TASK TO CARRY OUT. Check each line of the records below and collect those that include the word "false".

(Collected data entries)
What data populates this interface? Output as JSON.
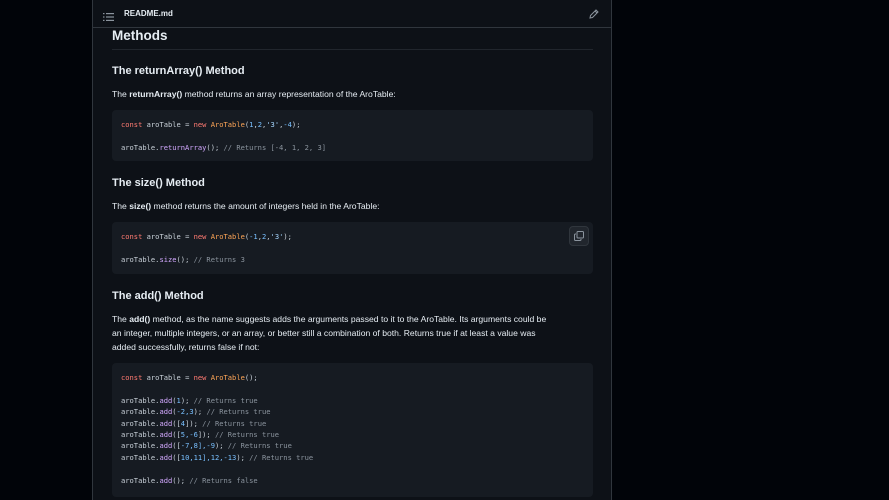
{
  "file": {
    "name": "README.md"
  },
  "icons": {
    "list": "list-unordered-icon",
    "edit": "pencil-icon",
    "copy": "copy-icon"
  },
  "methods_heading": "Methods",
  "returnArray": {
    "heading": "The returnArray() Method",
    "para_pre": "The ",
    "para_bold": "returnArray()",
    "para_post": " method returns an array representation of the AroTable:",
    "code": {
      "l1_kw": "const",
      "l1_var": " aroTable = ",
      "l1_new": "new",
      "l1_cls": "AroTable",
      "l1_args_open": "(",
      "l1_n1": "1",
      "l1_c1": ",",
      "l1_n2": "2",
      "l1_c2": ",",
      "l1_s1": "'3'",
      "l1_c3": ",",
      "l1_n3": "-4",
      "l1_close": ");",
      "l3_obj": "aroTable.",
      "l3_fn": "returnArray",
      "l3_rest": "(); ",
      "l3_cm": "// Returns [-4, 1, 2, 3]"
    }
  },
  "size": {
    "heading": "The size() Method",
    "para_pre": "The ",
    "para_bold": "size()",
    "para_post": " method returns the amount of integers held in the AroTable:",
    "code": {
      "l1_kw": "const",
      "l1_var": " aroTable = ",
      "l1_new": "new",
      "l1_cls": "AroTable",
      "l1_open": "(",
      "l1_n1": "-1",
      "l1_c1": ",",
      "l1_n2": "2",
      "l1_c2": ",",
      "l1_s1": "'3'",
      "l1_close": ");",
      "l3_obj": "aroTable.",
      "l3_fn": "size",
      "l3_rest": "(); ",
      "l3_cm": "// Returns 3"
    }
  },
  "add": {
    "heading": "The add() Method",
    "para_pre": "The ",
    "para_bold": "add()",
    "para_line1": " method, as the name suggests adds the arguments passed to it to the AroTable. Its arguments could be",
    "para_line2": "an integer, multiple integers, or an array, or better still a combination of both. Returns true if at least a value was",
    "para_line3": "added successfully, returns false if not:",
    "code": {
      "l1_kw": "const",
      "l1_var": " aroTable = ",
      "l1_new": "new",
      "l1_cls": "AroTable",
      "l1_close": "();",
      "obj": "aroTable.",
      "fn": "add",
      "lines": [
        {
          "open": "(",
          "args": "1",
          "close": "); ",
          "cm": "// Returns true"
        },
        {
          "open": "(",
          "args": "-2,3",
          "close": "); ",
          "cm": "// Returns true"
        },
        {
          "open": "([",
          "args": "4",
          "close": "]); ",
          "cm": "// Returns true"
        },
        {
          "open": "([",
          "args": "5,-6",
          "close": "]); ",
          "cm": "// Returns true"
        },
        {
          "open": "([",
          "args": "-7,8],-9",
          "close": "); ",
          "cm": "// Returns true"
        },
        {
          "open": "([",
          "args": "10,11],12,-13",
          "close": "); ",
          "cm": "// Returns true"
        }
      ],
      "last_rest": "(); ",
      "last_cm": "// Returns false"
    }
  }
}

* * *

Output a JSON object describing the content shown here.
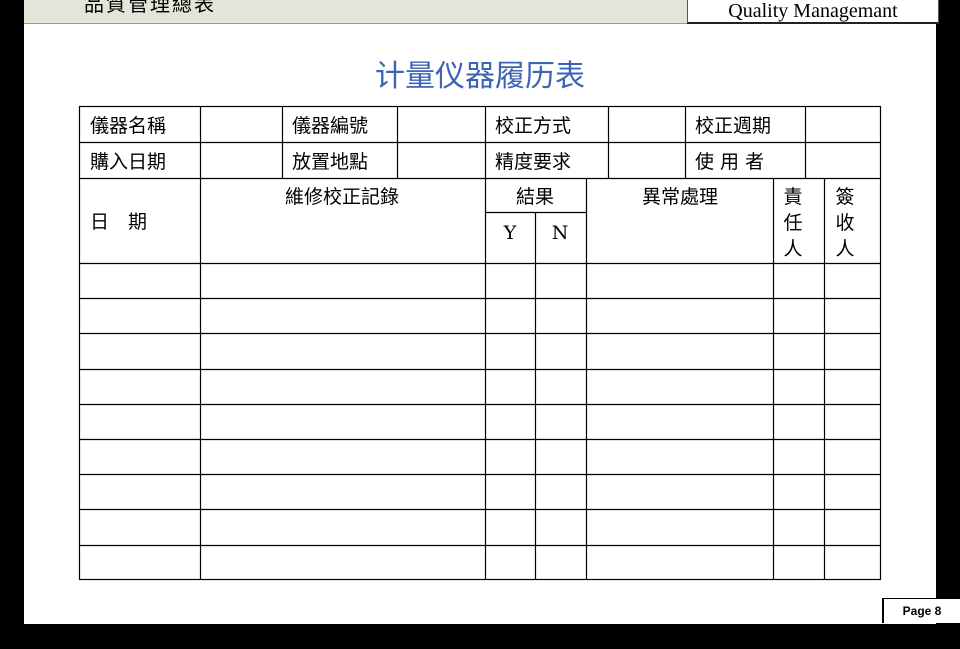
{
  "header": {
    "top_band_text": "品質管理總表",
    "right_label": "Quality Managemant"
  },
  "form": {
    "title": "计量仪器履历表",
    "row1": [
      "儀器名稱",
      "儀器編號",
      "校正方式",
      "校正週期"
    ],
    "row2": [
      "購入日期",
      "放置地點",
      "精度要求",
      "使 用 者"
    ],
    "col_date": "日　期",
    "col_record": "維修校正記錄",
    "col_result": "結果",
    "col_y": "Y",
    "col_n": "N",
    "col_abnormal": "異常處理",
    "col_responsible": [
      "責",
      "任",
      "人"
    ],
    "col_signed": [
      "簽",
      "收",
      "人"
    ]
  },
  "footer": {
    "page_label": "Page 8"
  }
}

SOLUTION.
    "para_line3": "added successfully, returns false if not:",
      "last_cm": "// Returns false"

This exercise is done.